The request » Turn the part of the items below that opens with the line containing "Patent image size: (1059, 449)." and closes with the line containing "In FIG. 10, the crease" into a numbered list, keeping both of those lines and leaving out blank lines.

Excerpted data »

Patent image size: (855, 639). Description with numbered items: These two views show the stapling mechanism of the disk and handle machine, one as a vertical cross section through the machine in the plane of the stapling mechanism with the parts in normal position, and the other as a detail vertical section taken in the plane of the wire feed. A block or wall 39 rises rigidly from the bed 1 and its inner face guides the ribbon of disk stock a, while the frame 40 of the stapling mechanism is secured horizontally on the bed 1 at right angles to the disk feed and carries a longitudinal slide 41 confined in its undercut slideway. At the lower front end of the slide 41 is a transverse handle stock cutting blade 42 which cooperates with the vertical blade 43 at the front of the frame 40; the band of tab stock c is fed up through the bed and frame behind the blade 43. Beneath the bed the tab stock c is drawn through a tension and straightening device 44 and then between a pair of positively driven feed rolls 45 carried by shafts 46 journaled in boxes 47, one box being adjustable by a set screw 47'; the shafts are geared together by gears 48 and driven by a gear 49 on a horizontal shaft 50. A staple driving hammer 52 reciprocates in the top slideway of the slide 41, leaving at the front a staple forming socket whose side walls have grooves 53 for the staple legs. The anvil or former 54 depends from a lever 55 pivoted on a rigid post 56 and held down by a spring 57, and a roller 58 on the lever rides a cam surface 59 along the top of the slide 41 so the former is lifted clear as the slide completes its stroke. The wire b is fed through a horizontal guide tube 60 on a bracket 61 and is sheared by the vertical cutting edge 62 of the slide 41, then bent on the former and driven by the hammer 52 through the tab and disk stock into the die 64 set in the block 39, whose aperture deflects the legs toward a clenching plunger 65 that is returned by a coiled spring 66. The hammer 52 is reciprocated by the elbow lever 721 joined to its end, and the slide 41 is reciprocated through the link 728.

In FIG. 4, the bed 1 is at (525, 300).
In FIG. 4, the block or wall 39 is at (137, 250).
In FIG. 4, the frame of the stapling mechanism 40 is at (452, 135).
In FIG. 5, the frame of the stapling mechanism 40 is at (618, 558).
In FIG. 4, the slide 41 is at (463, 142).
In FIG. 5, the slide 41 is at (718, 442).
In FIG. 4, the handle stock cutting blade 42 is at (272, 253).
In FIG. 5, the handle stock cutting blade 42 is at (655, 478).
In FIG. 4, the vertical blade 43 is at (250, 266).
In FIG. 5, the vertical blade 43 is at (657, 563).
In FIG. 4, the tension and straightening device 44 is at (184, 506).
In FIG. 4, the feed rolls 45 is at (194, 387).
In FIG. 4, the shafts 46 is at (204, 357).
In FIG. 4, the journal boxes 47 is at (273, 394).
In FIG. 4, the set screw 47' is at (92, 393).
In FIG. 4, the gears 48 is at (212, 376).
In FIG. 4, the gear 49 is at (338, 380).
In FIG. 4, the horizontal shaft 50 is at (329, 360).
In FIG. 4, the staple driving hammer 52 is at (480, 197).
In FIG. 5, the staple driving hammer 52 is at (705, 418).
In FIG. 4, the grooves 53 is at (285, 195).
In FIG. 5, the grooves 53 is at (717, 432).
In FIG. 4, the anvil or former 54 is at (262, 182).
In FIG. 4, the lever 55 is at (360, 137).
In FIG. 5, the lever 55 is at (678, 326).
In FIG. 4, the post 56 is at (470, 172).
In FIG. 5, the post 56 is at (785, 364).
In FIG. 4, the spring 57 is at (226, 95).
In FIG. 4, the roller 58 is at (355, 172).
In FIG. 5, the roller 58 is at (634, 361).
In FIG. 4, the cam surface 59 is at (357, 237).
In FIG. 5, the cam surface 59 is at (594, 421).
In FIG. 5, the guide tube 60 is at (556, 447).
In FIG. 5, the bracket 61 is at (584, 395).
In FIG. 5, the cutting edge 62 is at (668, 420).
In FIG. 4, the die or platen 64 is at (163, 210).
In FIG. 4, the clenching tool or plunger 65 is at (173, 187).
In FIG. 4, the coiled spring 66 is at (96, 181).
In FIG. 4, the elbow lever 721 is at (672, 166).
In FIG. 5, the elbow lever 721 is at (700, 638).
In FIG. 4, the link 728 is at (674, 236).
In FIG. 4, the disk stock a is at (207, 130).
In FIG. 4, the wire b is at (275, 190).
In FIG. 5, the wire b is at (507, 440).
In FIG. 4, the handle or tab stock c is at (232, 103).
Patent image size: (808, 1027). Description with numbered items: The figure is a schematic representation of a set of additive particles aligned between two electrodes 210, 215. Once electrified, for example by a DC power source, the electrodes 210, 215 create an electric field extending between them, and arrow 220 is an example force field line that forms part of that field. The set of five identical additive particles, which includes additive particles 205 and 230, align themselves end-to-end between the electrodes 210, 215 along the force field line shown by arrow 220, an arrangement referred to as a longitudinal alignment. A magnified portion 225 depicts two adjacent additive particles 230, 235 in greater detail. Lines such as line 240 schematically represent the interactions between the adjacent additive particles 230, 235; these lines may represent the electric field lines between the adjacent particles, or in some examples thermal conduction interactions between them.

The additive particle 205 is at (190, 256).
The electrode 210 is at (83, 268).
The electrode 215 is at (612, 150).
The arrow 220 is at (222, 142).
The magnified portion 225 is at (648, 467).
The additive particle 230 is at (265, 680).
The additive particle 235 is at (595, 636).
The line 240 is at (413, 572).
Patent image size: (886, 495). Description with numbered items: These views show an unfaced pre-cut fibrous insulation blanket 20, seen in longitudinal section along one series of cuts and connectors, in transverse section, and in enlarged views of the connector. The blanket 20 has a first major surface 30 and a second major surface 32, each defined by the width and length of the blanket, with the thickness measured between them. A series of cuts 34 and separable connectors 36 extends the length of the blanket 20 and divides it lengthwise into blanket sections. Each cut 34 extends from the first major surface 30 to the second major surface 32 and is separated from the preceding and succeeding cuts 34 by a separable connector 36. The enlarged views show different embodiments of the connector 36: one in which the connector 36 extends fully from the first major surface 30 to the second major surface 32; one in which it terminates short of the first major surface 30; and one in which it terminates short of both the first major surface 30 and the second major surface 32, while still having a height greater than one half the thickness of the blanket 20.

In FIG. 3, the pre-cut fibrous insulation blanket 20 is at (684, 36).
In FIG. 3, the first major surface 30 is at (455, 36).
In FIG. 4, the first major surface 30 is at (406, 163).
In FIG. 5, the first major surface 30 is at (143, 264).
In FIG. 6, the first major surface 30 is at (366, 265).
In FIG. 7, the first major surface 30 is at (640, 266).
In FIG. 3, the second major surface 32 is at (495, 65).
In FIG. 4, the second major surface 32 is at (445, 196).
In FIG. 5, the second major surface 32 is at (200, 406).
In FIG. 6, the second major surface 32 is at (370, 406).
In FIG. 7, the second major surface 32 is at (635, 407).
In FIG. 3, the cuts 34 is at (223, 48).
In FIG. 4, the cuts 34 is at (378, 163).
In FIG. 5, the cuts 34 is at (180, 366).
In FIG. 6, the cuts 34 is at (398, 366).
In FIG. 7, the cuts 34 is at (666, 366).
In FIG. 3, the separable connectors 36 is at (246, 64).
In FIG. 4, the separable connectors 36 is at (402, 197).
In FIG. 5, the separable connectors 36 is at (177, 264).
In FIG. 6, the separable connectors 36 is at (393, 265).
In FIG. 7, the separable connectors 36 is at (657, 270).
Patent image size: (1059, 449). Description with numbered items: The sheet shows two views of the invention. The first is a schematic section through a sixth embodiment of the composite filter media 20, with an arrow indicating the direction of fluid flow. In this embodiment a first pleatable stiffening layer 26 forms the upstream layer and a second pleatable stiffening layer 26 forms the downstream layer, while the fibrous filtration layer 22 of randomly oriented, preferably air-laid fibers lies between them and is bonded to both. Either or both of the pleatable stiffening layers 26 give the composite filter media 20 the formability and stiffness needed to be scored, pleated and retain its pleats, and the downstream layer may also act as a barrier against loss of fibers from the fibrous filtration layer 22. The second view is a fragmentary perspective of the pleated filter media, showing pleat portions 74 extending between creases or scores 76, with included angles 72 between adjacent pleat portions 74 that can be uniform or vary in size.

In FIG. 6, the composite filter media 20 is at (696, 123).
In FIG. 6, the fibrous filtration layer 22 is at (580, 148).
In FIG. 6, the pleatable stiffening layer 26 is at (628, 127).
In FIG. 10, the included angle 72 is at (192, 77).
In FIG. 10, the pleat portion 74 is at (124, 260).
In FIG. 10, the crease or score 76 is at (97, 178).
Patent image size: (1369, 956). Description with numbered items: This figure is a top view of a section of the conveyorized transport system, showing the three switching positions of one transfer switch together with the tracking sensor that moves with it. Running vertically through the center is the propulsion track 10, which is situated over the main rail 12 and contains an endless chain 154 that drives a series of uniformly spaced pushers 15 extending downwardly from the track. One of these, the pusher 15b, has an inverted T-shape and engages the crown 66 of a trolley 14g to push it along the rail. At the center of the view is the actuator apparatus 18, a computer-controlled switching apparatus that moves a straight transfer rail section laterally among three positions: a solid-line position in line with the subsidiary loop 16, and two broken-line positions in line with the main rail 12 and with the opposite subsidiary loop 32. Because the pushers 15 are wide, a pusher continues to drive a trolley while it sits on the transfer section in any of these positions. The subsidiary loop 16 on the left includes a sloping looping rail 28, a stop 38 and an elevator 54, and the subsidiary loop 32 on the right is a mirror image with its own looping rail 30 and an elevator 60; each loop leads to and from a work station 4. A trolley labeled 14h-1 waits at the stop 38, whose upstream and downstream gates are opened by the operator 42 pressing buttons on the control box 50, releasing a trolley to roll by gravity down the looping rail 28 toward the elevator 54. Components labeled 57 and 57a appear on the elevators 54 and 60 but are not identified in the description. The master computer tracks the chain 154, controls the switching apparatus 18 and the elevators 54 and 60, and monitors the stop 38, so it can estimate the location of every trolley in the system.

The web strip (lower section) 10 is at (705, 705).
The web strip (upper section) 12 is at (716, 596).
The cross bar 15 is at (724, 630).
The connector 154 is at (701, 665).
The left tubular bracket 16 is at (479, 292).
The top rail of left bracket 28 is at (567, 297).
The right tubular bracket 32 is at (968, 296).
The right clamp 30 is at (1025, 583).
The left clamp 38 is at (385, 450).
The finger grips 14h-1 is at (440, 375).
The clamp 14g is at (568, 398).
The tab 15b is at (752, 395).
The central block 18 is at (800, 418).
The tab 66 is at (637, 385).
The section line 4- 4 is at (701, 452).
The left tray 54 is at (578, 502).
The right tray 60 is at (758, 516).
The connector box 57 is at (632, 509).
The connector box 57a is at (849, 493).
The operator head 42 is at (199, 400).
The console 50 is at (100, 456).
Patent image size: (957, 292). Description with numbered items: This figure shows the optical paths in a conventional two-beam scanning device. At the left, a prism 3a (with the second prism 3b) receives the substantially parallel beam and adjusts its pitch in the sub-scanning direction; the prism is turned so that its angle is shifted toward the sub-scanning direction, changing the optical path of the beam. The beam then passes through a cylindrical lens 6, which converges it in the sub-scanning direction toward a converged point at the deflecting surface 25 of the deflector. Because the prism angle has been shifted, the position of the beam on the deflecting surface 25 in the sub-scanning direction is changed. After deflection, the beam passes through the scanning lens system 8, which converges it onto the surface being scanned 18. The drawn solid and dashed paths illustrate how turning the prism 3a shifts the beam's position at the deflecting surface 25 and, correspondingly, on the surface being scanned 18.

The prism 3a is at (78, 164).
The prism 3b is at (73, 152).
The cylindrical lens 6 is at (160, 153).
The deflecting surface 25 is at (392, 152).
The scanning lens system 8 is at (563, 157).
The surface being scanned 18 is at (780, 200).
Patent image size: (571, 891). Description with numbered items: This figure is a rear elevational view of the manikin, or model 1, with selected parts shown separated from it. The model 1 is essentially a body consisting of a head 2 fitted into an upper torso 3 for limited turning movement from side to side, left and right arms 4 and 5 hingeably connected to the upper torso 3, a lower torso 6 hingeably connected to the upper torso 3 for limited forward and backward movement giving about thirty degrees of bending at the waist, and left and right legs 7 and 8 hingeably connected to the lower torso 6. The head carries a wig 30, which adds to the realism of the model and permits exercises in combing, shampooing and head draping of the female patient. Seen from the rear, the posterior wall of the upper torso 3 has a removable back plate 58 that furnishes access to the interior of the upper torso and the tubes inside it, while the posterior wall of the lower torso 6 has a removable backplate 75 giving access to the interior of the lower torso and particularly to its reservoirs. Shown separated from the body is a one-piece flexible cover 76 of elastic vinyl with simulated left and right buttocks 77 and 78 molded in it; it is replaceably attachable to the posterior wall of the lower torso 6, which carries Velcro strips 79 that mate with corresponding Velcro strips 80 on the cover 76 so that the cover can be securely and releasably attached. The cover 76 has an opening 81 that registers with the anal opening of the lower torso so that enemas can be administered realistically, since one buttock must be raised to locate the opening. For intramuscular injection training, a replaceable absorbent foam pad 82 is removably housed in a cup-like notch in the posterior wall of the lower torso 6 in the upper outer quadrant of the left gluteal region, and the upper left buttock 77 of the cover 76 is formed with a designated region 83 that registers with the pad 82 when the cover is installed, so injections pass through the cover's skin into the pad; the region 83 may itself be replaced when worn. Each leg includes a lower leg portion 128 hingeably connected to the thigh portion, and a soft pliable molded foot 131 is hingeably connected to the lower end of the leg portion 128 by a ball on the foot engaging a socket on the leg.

The result »
1. Patent image size: (1059, 449). Description with numbered items: The sheet shows two views of the invention. The first is a schematic section through a sixth embodiment of the composite filter media 20, with an arrow indicating the direction of fluid flow. In this embodiment a first pleatable stiffening layer 26 forms the upstream layer and a second pleatable stiffening layer 26 forms the downstream layer, while the fibrous filtration layer 22 of randomly oriented, preferably air-laid fibers lies between them and is bonded to both. Either or both of the pleatable stiffening layers 26 give the composite filter media 20 the formability and stiffness needed to be scored, pleated and retain its pleats, and the downstream layer may also act as a barrier against loss of fibers from the fibrous filtration layer 22. The second view is a fragmentary perspective of the pleated filter media, showing pleat portions 74 extending between creases or scores 76, with included angles 72 between adjacent pleat portions 74 that can be uniform or vary in size.
2. In FIG. 6, the composite filter media 20 is at (696, 123).
3. In FIG. 6, the fibrous filtration layer 22 is at (580, 148).
4. In FIG. 6, the pleatable stiffening layer 26 is at (628, 127).
5. In FIG. 10, the included angle 72 is at (192, 77).
6. In FIG. 10, the pleat portion 74 is at (124, 260).
7. In FIG. 10, the crease or score 76 is at (97, 178).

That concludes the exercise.